### THE INPUT:
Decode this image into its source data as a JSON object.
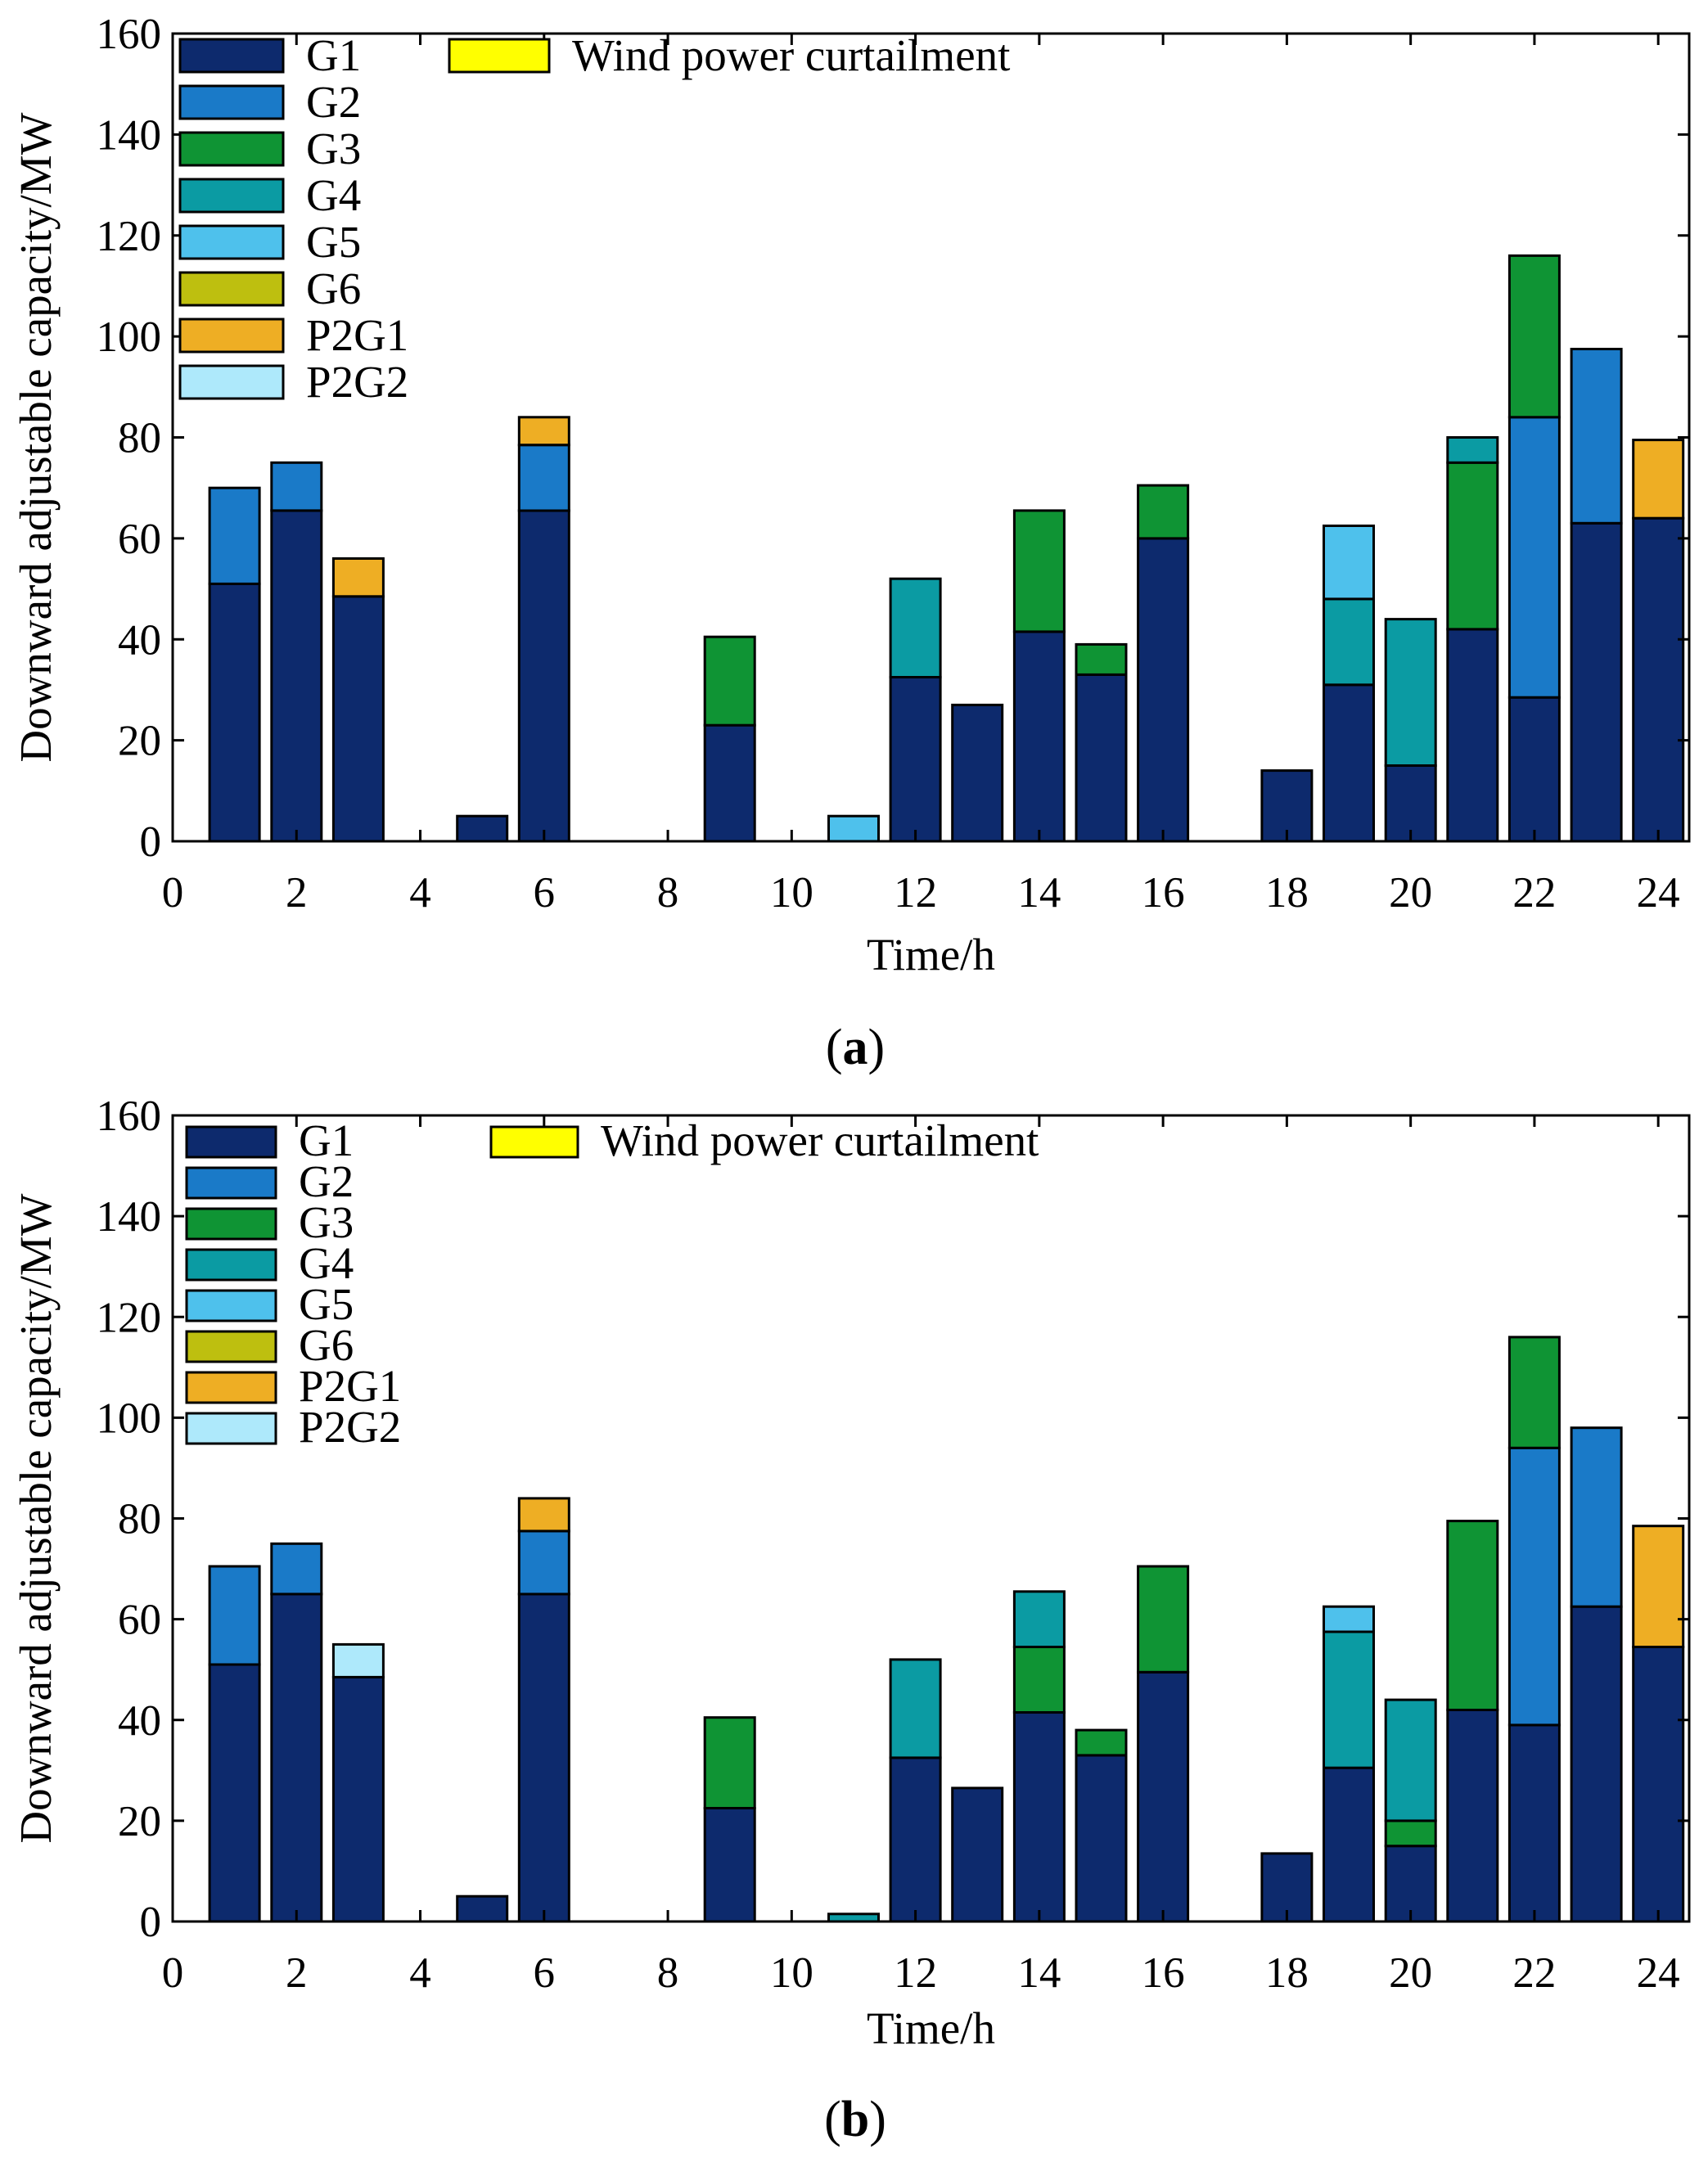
{
  "legend": {
    "items": [
      {
        "key": "G1",
        "label": "G1",
        "color": "#0d2a6d"
      },
      {
        "key": "G2",
        "label": "G2",
        "color": "#1a7ac8"
      },
      {
        "key": "G3",
        "label": "G3",
        "color": "#0f9434"
      },
      {
        "key": "G4",
        "label": "G4",
        "color": "#0b9ba3"
      },
      {
        "key": "G5",
        "label": "G5",
        "color": "#4ec1ec"
      },
      {
        "key": "G6",
        "label": "G6",
        "color": "#bebf0f"
      },
      {
        "key": "P2G1",
        "label": "P2G1",
        "color": "#eeae24"
      },
      {
        "key": "P2G2",
        "label": "P2G2",
        "color": "#aee9fb"
      }
    ],
    "extra": {
      "key": "Wind",
      "label": "Wind power curtailment",
      "color": "#ffff00"
    }
  },
  "chart_data": [
    {
      "type": "bar",
      "stacked": true,
      "caption_open": "(",
      "caption_letter": "a",
      "caption_close": ")",
      "xlabel": "Time/h",
      "ylabel": "Downward adjustable capacity/MW",
      "xlim": [
        0,
        24.5
      ],
      "ylim": [
        0,
        160
      ],
      "xticks": [
        0,
        2,
        4,
        6,
        8,
        10,
        12,
        14,
        16,
        18,
        20,
        22,
        24
      ],
      "yticks": [
        0,
        20,
        40,
        60,
        80,
        100,
        120,
        140,
        160
      ],
      "hours": [
        1,
        2,
        3,
        4,
        5,
        6,
        7,
        8,
        9,
        10,
        11,
        12,
        13,
        14,
        15,
        16,
        17,
        18,
        19,
        20,
        21,
        22,
        23,
        24
      ],
      "series": [
        {
          "name": "G1",
          "values": [
            51,
            65.5,
            48.5,
            0,
            5,
            65.5,
            0,
            0,
            23,
            0,
            0,
            32.5,
            27,
            41.5,
            33,
            60,
            0,
            14,
            31,
            15,
            42,
            28.5,
            63,
            64
          ]
        },
        {
          "name": "G2",
          "values": [
            19,
            9.5,
            0,
            0,
            0,
            13,
            0,
            0,
            0,
            0,
            0,
            0,
            0,
            0,
            0,
            0,
            0,
            0,
            0,
            0,
            0,
            55.5,
            34.5,
            0
          ]
        },
        {
          "name": "G3",
          "values": [
            0,
            0,
            0,
            0,
            0,
            0,
            0,
            0,
            17.5,
            0,
            0,
            0,
            0,
            24,
            6,
            10.5,
            0,
            0,
            0,
            0,
            33,
            32,
            0,
            0
          ]
        },
        {
          "name": "G4",
          "values": [
            0,
            0,
            0,
            0,
            0,
            0,
            0,
            0,
            0,
            0,
            0,
            19.5,
            0,
            0,
            0,
            0,
            0,
            0,
            17,
            29,
            5,
            0,
            0,
            0
          ]
        },
        {
          "name": "G5",
          "values": [
            0,
            0,
            0,
            0,
            0,
            0,
            0,
            0,
            0,
            0,
            5,
            0,
            0,
            0,
            0,
            0,
            0,
            0,
            14.5,
            0,
            0,
            0,
            0,
            0
          ]
        },
        {
          "name": "G6",
          "values": [
            0,
            0,
            0,
            0,
            0,
            0,
            0,
            0,
            0,
            0,
            0,
            0,
            0,
            0,
            0,
            0,
            0,
            0,
            0,
            0,
            0,
            0,
            0,
            0
          ]
        },
        {
          "name": "P2G1",
          "values": [
            0,
            0,
            7.5,
            0,
            0,
            5.5,
            0,
            0,
            0,
            0,
            0,
            0,
            0,
            0,
            0,
            0,
            0,
            0,
            0,
            0,
            0,
            0,
            0,
            15.5
          ]
        },
        {
          "name": "P2G2",
          "values": [
            0,
            0,
            0,
            0,
            0,
            0,
            0,
            0,
            0,
            0,
            0,
            0,
            0,
            0,
            0,
            0,
            0,
            0,
            0,
            0,
            0,
            0,
            0,
            0
          ]
        },
        {
          "name": "Wind power curtailment",
          "values": [
            0,
            0,
            0,
            0,
            0,
            0,
            0,
            0,
            0,
            0,
            0,
            0,
            0,
            0,
            0,
            0,
            0,
            0,
            0,
            0,
            0,
            0,
            0,
            0
          ]
        }
      ]
    },
    {
      "type": "bar",
      "stacked": true,
      "caption_open": "(",
      "caption_letter": "b",
      "caption_close": ")",
      "xlabel": "Time/h",
      "ylabel": "Downward adjustable capacity/MW",
      "xlim": [
        0,
        24.5
      ],
      "ylim": [
        0,
        160
      ],
      "xticks": [
        0,
        2,
        4,
        6,
        8,
        10,
        12,
        14,
        16,
        18,
        20,
        22,
        24
      ],
      "yticks": [
        0,
        20,
        40,
        60,
        80,
        100,
        120,
        140,
        160
      ],
      "hours": [
        1,
        2,
        3,
        4,
        5,
        6,
        7,
        8,
        9,
        10,
        11,
        12,
        13,
        14,
        15,
        16,
        17,
        18,
        19,
        20,
        21,
        22,
        23,
        24
      ],
      "series": [
        {
          "name": "G1",
          "values": [
            51,
            65,
            48.5,
            0,
            5,
            65,
            0,
            0,
            22.5,
            0,
            0,
            32.5,
            26.5,
            41.5,
            33,
            49.5,
            0,
            13.5,
            30.5,
            15,
            42,
            39,
            62.5,
            54.5
          ]
        },
        {
          "name": "G2",
          "values": [
            19.5,
            10,
            0,
            0,
            0,
            12.5,
            0,
            0,
            0,
            0,
            0,
            0,
            0,
            0,
            0,
            0,
            0,
            0,
            0,
            0,
            0,
            55,
            35.5,
            0
          ]
        },
        {
          "name": "G3",
          "values": [
            0,
            0,
            0,
            0,
            0,
            0,
            0,
            0,
            18,
            0,
            0,
            0,
            0,
            13,
            5,
            21,
            0,
            0,
            0,
            5,
            37.5,
            22,
            0,
            0
          ]
        },
        {
          "name": "G4",
          "values": [
            0,
            0,
            0,
            0,
            0,
            0,
            0,
            0,
            0,
            0,
            1.5,
            19.5,
            0,
            11,
            0,
            0,
            0,
            0,
            27,
            24,
            0,
            0,
            0,
            0
          ]
        },
        {
          "name": "G5",
          "values": [
            0,
            0,
            0,
            0,
            0,
            0,
            0,
            0,
            0,
            0,
            0,
            0,
            0,
            0,
            0,
            0,
            0,
            0,
            5,
            0,
            0,
            0,
            0,
            0
          ]
        },
        {
          "name": "G6",
          "values": [
            0,
            0,
            0,
            0,
            0,
            0,
            0,
            0,
            0,
            0,
            0,
            0,
            0,
            0,
            0,
            0,
            0,
            0,
            0,
            0,
            0,
            0,
            0,
            0
          ]
        },
        {
          "name": "P2G1",
          "values": [
            0,
            0,
            0,
            0,
            0,
            6.5,
            0,
            0,
            0,
            0,
            0,
            0,
            0,
            0,
            0,
            0,
            0,
            0,
            0,
            0,
            0,
            0,
            0,
            24
          ]
        },
        {
          "name": "P2G2",
          "values": [
            0,
            0,
            6.5,
            0,
            0,
            0,
            0,
            0,
            0,
            0,
            0,
            0,
            0,
            0,
            0,
            0,
            0,
            0,
            0,
            0,
            0,
            0,
            0,
            0
          ]
        },
        {
          "name": "Wind power curtailment",
          "values": [
            0,
            0,
            0,
            0,
            0,
            0,
            0,
            0,
            0,
            0,
            0,
            0,
            0,
            0,
            0,
            0,
            0,
            0,
            0,
            0,
            0,
            0,
            0,
            0
          ]
        }
      ]
    }
  ]
}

### THE EXERCISE:
Transcribe each line above verbatim, with the pictures left out.

### FINAL RESULT:
Decode this image into its source data as a JSON object.
{
  "legend": {
    "items": [
      {
        "key": "G1",
        "label": "G1",
        "color": "#0d2a6d"
      },
      {
        "key": "G2",
        "label": "G2",
        "color": "#1a7ac8"
      },
      {
        "key": "G3",
        "label": "G3",
        "color": "#0f9434"
      },
      {
        "key": "G4",
        "label": "G4",
        "color": "#0b9ba3"
      },
      {
        "key": "G5",
        "label": "G5",
        "color": "#4ec1ec"
      },
      {
        "key": "G6",
        "label": "G6",
        "color": "#bebf0f"
      },
      {
        "key": "P2G1",
        "label": "P2G1",
        "color": "#eeae24"
      },
      {
        "key": "P2G2",
        "label": "P2G2",
        "color": "#aee9fb"
      }
    ],
    "extra": {
      "key": "Wind",
      "label": "Wind power curtailment",
      "color": "#ffff00"
    }
  },
  "chart_data": [
    {
      "type": "bar",
      "stacked": true,
      "caption_open": "(",
      "caption_letter": "a",
      "caption_close": ")",
      "xlabel": "Time/h",
      "ylabel": "Downward adjustable capacity/MW",
      "xlim": [
        0,
        24.5
      ],
      "ylim": [
        0,
        160
      ],
      "xticks": [
        0,
        2,
        4,
        6,
        8,
        10,
        12,
        14,
        16,
        18,
        20,
        22,
        24
      ],
      "yticks": [
        0,
        20,
        40,
        60,
        80,
        100,
        120,
        140,
        160
      ],
      "hours": [
        1,
        2,
        3,
        4,
        5,
        6,
        7,
        8,
        9,
        10,
        11,
        12,
        13,
        14,
        15,
        16,
        17,
        18,
        19,
        20,
        21,
        22,
        23,
        24
      ],
      "series": [
        {
          "name": "G1",
          "values": [
            51,
            65.5,
            48.5,
            0,
            5,
            65.5,
            0,
            0,
            23,
            0,
            0,
            32.5,
            27,
            41.5,
            33,
            60,
            0,
            14,
            31,
            15,
            42,
            28.5,
            63,
            64
          ]
        },
        {
          "name": "G2",
          "values": [
            19,
            9.5,
            0,
            0,
            0,
            13,
            0,
            0,
            0,
            0,
            0,
            0,
            0,
            0,
            0,
            0,
            0,
            0,
            0,
            0,
            0,
            55.5,
            34.5,
            0
          ]
        },
        {
          "name": "G3",
          "values": [
            0,
            0,
            0,
            0,
            0,
            0,
            0,
            0,
            17.5,
            0,
            0,
            0,
            0,
            24,
            6,
            10.5,
            0,
            0,
            0,
            0,
            33,
            32,
            0,
            0
          ]
        },
        {
          "name": "G4",
          "values": [
            0,
            0,
            0,
            0,
            0,
            0,
            0,
            0,
            0,
            0,
            0,
            19.5,
            0,
            0,
            0,
            0,
            0,
            0,
            17,
            29,
            5,
            0,
            0,
            0
          ]
        },
        {
          "name": "G5",
          "values": [
            0,
            0,
            0,
            0,
            0,
            0,
            0,
            0,
            0,
            0,
            5,
            0,
            0,
            0,
            0,
            0,
            0,
            0,
            14.5,
            0,
            0,
            0,
            0,
            0
          ]
        },
        {
          "name": "G6",
          "values": [
            0,
            0,
            0,
            0,
            0,
            0,
            0,
            0,
            0,
            0,
            0,
            0,
            0,
            0,
            0,
            0,
            0,
            0,
            0,
            0,
            0,
            0,
            0,
            0
          ]
        },
        {
          "name": "P2G1",
          "values": [
            0,
            0,
            7.5,
            0,
            0,
            5.5,
            0,
            0,
            0,
            0,
            0,
            0,
            0,
            0,
            0,
            0,
            0,
            0,
            0,
            0,
            0,
            0,
            0,
            15.5
          ]
        },
        {
          "name": "P2G2",
          "values": [
            0,
            0,
            0,
            0,
            0,
            0,
            0,
            0,
            0,
            0,
            0,
            0,
            0,
            0,
            0,
            0,
            0,
            0,
            0,
            0,
            0,
            0,
            0,
            0
          ]
        },
        {
          "name": "Wind power curtailment",
          "values": [
            0,
            0,
            0,
            0,
            0,
            0,
            0,
            0,
            0,
            0,
            0,
            0,
            0,
            0,
            0,
            0,
            0,
            0,
            0,
            0,
            0,
            0,
            0,
            0
          ]
        }
      ]
    },
    {
      "type": "bar",
      "stacked": true,
      "caption_open": "(",
      "caption_letter": "b",
      "caption_close": ")",
      "xlabel": "Time/h",
      "ylabel": "Downward adjustable capacity/MW",
      "xlim": [
        0,
        24.5
      ],
      "ylim": [
        0,
        160
      ],
      "xticks": [
        0,
        2,
        4,
        6,
        8,
        10,
        12,
        14,
        16,
        18,
        20,
        22,
        24
      ],
      "yticks": [
        0,
        20,
        40,
        60,
        80,
        100,
        120,
        140,
        160
      ],
      "hours": [
        1,
        2,
        3,
        4,
        5,
        6,
        7,
        8,
        9,
        10,
        11,
        12,
        13,
        14,
        15,
        16,
        17,
        18,
        19,
        20,
        21,
        22,
        23,
        24
      ],
      "series": [
        {
          "name": "G1",
          "values": [
            51,
            65,
            48.5,
            0,
            5,
            65,
            0,
            0,
            22.5,
            0,
            0,
            32.5,
            26.5,
            41.5,
            33,
            49.5,
            0,
            13.5,
            30.5,
            15,
            42,
            39,
            62.5,
            54.5
          ]
        },
        {
          "name": "G2",
          "values": [
            19.5,
            10,
            0,
            0,
            0,
            12.5,
            0,
            0,
            0,
            0,
            0,
            0,
            0,
            0,
            0,
            0,
            0,
            0,
            0,
            0,
            0,
            55,
            35.5,
            0
          ]
        },
        {
          "name": "G3",
          "values": [
            0,
            0,
            0,
            0,
            0,
            0,
            0,
            0,
            18,
            0,
            0,
            0,
            0,
            13,
            5,
            21,
            0,
            0,
            0,
            5,
            37.5,
            22,
            0,
            0
          ]
        },
        {
          "name": "G4",
          "values": [
            0,
            0,
            0,
            0,
            0,
            0,
            0,
            0,
            0,
            0,
            1.5,
            19.5,
            0,
            11,
            0,
            0,
            0,
            0,
            27,
            24,
            0,
            0,
            0,
            0
          ]
        },
        {
          "name": "G5",
          "values": [
            0,
            0,
            0,
            0,
            0,
            0,
            0,
            0,
            0,
            0,
            0,
            0,
            0,
            0,
            0,
            0,
            0,
            0,
            5,
            0,
            0,
            0,
            0,
            0
          ]
        },
        {
          "name": "G6",
          "values": [
            0,
            0,
            0,
            0,
            0,
            0,
            0,
            0,
            0,
            0,
            0,
            0,
            0,
            0,
            0,
            0,
            0,
            0,
            0,
            0,
            0,
            0,
            0,
            0
          ]
        },
        {
          "name": "P2G1",
          "values": [
            0,
            0,
            0,
            0,
            0,
            6.5,
            0,
            0,
            0,
            0,
            0,
            0,
            0,
            0,
            0,
            0,
            0,
            0,
            0,
            0,
            0,
            0,
            0,
            24
          ]
        },
        {
          "name": "P2G2",
          "values": [
            0,
            0,
            6.5,
            0,
            0,
            0,
            0,
            0,
            0,
            0,
            0,
            0,
            0,
            0,
            0,
            0,
            0,
            0,
            0,
            0,
            0,
            0,
            0,
            0
          ]
        },
        {
          "name": "Wind power curtailment",
          "values": [
            0,
            0,
            0,
            0,
            0,
            0,
            0,
            0,
            0,
            0,
            0,
            0,
            0,
            0,
            0,
            0,
            0,
            0,
            0,
            0,
            0,
            0,
            0,
            0
          ]
        }
      ]
    }
  ]
}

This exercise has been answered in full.